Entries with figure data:
>>>>>

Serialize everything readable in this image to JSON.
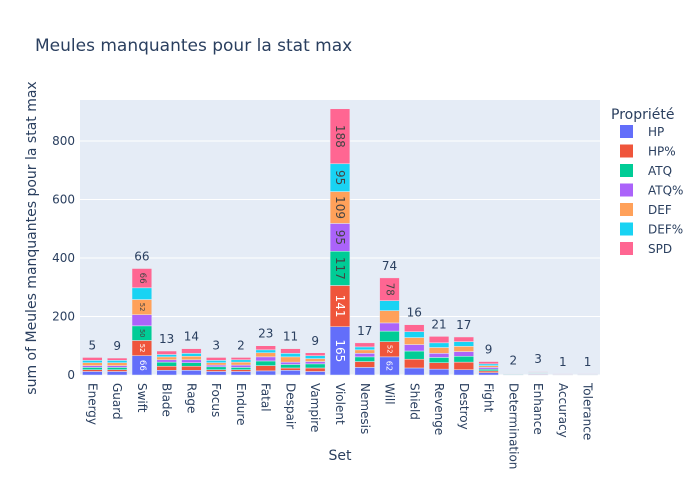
{
  "chart_data": {
    "type": "bar",
    "stacked": true,
    "title": "Meules manquantes pour la stat max",
    "xlabel": "Set",
    "ylabel": "sum of Meules manquantes pour la stat max",
    "ylim": [
      0,
      940
    ],
    "yticks": [
      0,
      200,
      400,
      600,
      800
    ],
    "legend_title": "Propriété",
    "legend_position": "right",
    "grid": true,
    "categories": [
      "Energy",
      "Guard",
      "Swift",
      "Blade",
      "Rage",
      "Focus",
      "Endure",
      "Fatal",
      "Despair",
      "Vampire",
      "Violent",
      "Nemesis",
      "Will",
      "Shield",
      "Revenge",
      "Destroy",
      "Fight",
      "Determination",
      "Enhance",
      "Accuracy",
      "Tolerance"
    ],
    "series": [
      {
        "name": "HP",
        "color": "#636efa",
        "values": [
          12,
          12,
          66,
          16,
          16,
          12,
          12,
          14,
          16,
          12,
          165,
          26,
          62,
          24,
          20,
          18,
          8,
          1,
          2,
          1,
          1
        ]
      },
      {
        "name": "HP%",
        "color": "#EF553B",
        "values": [
          6,
          6,
          52,
          14,
          14,
          6,
          6,
          18,
          8,
          12,
          141,
          20,
          52,
          30,
          22,
          26,
          6,
          1,
          2,
          1,
          0
        ]
      },
      {
        "name": "ATQ",
        "color": "#00cc96",
        "values": [
          8,
          8,
          50,
          14,
          12,
          10,
          8,
          16,
          12,
          14,
          117,
          16,
          36,
          28,
          18,
          20,
          6,
          2,
          2,
          0,
          1
        ]
      },
      {
        "name": "ATQ%",
        "color": "#ab63fa",
        "values": [
          6,
          6,
          38,
          8,
          10,
          6,
          8,
          14,
          8,
          8,
          95,
          12,
          28,
          22,
          14,
          16,
          6,
          1,
          2,
          0,
          0
        ]
      },
      {
        "name": "DEF",
        "color": "#FFA15A",
        "values": [
          10,
          10,
          52,
          10,
          12,
          8,
          10,
          14,
          18,
          10,
          109,
          12,
          42,
          24,
          20,
          18,
          6,
          1,
          2,
          1,
          1
        ]
      },
      {
        "name": "DEF%",
        "color": "#19d3f3",
        "values": [
          8,
          8,
          40,
          8,
          10,
          8,
          8,
          10,
          12,
          10,
          95,
          10,
          34,
          20,
          16,
          16,
          6,
          1,
          1,
          0,
          0
        ]
      },
      {
        "name": "SPD",
        "color": "#FF6692",
        "values": [
          10,
          8,
          66,
          12,
          16,
          10,
          8,
          14,
          16,
          10,
          188,
          14,
          78,
          24,
          22,
          16,
          8,
          1,
          2,
          1,
          1
        ]
      }
    ],
    "annotations": [
      5,
      9,
      66,
      13,
      14,
      3,
      2,
      23,
      11,
      9,
      null,
      17,
      74,
      16,
      21,
      17,
      9,
      2,
      3,
      1,
      1
    ]
  }
}
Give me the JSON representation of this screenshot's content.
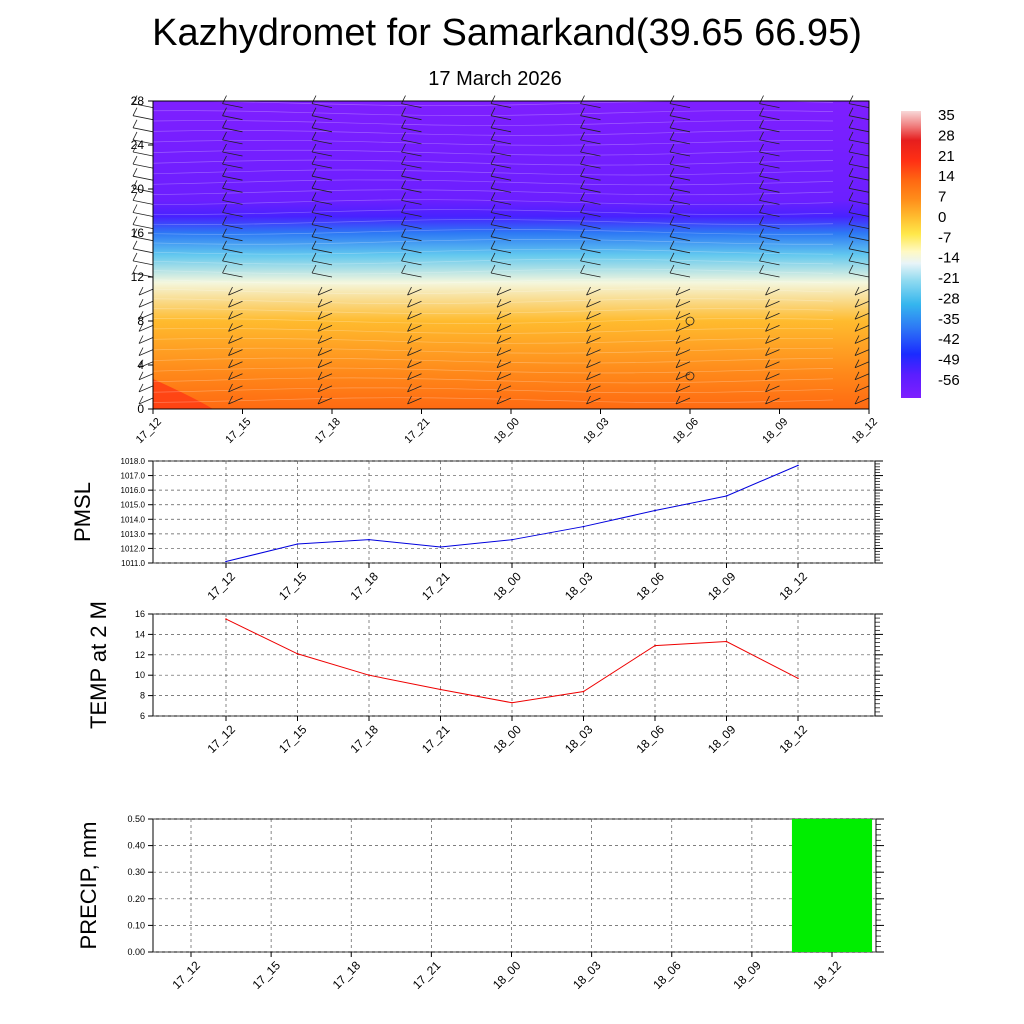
{
  "title": "Kazhydromet for Samarkand(39.65 66.95)",
  "subtitle": "17 March 2026",
  "colors": {
    "pmsl_line": "#0000dd",
    "temp_line": "#ee0000",
    "precip_bar": "#00ee00",
    "grid": "#555555"
  },
  "chart_data": [
    {
      "type": "heatmap",
      "name": "vertical temperature cross-section with wind barbs",
      "x_ticks": [
        "17_12",
        "17_15",
        "17_18",
        "17_21",
        "18_00",
        "18_03",
        "18_06",
        "18_09",
        "18_12"
      ],
      "y_ticks": [
        "0",
        "4",
        "8",
        "12",
        "16",
        "20",
        "24",
        "28"
      ],
      "ylim": [
        0,
        28
      ],
      "colorbar_labels": [
        "35",
        "28",
        "21",
        "14",
        "7",
        "0",
        "-7",
        "-14",
        "-21",
        "-28",
        "-35",
        "-42",
        "-49",
        "-56"
      ],
      "color_range": [
        -60,
        38
      ],
      "temperature_profile": [
        {
          "level": 0,
          "value": 14
        },
        {
          "level": 3,
          "value": 9
        },
        {
          "level": 8,
          "value": 2
        },
        {
          "level": 11.5,
          "value": -12
        },
        {
          "level": 14,
          "value": -24
        },
        {
          "level": 16,
          "value": -36
        },
        {
          "level": 17.5,
          "value": -50
        },
        {
          "level": 19,
          "value": -56
        },
        {
          "level": 28,
          "value": -60
        }
      ]
    },
    {
      "type": "line",
      "title": "",
      "ylabel": "PMSL",
      "categories": [
        "17_12",
        "17_15",
        "17_18",
        "17_21",
        "18_00",
        "18_03",
        "18_06",
        "18_09",
        "18_12"
      ],
      "values": [
        1011.1,
        1012.3,
        1012.6,
        1012.1,
        1012.6,
        1013.5,
        1014.6,
        1015.6,
        1017.7
      ],
      "ylim": [
        1011.0,
        1018.0
      ],
      "y_ticks": [
        "1011.0",
        "1012.0",
        "1013.0",
        "1014.0",
        "1015.0",
        "1016.0",
        "1017.0",
        "1018.0"
      ]
    },
    {
      "type": "line",
      "title": "",
      "ylabel": "TEMP at 2 M",
      "categories": [
        "17_12",
        "17_15",
        "17_18",
        "17_21",
        "18_00",
        "18_03",
        "18_06",
        "18_09",
        "18_12"
      ],
      "values": [
        15.5,
        12.1,
        10.0,
        8.6,
        7.3,
        8.4,
        12.9,
        13.3,
        9.7
      ],
      "ylim": [
        6,
        16
      ],
      "y_ticks": [
        "6",
        "8",
        "10",
        "12",
        "14",
        "16"
      ]
    },
    {
      "type": "bar",
      "title": "",
      "ylabel": "PRECIP, mm",
      "categories": [
        "17_12",
        "17_15",
        "17_18",
        "17_21",
        "18_00",
        "18_03",
        "18_06",
        "18_09",
        "18_12"
      ],
      "values": [
        0,
        0,
        0,
        0,
        0,
        0,
        0,
        0,
        0.5
      ],
      "ylim": [
        0,
        0.5
      ],
      "y_ticks": [
        "0.00",
        "0.10",
        "0.20",
        "0.30",
        "0.40",
        "0.50"
      ]
    }
  ]
}
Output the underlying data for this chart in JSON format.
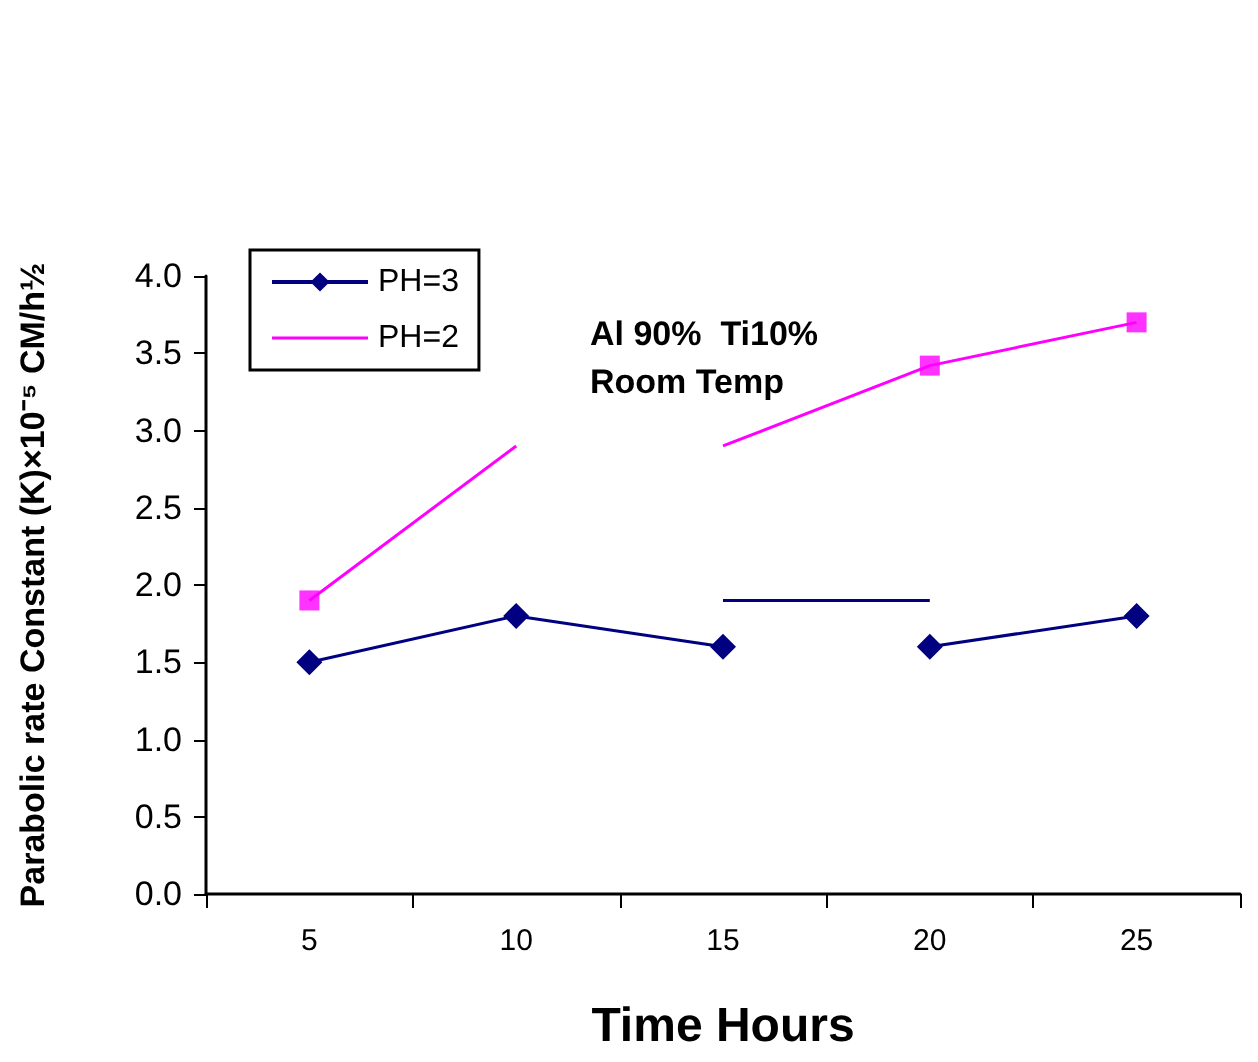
{
  "chart_data": {
    "type": "line",
    "title": "Al 90%  Ti10%\nRoom Temp",
    "xlabel": "Time Hours",
    "ylabel": "Parabolic rate Constant (K)×10⁻⁵ CM/h½",
    "categories": [
      "5",
      "10",
      "15",
      "20",
      "25"
    ],
    "ylim": [
      0,
      4
    ],
    "yticks": [
      {
        "value": 0,
        "label": "0.0"
      },
      0.5,
      {
        "value": 1,
        "label": "1.0"
      },
      1.5,
      {
        "value": 2,
        "label": "2.0"
      },
      2.5,
      {
        "value": 3,
        "label": "3.0"
      },
      3.5,
      {
        "value": 4,
        "label": "4.0"
      }
    ],
    "grid": false,
    "legend": "top left",
    "series": [
      {
        "name": "PH=3",
        "color": "#000080",
        "marker": "diamond",
        "values": [
          1.5,
          1.8,
          1.6,
          null,
          null
        ]
      },
      {
        "color": "#000080",
        "marker": "diamond",
        "values": [
          null,
          null,
          null,
          1.6,
          1.8
        ]
      },
      {
        "name": "PH=2",
        "color": "#ff00ff",
        "marker": "none",
        "values": [
          1.9,
          2.9,
          null,
          null,
          null
        ]
      },
      {
        "color": "#ff00ff",
        "marker": "none",
        "values": [
          null,
          null,
          2.9,
          3.42,
          3.7
        ]
      },
      {
        "type": "scatter",
        "color": "#ff00ff",
        "marker": "square",
        "values": [
          1.9,
          null,
          null,
          3.42,
          3.7
        ]
      },
      {
        "color": "#000080",
        "marker": "none",
        "values": [
          null,
          null,
          1.9,
          1.9,
          null
        ]
      }
    ]
  }
}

<<<<<

Task objective: Of the lines in the listing, how many hold the word "stat"? Nothing but the number is needed.

Answer to the exercise: 2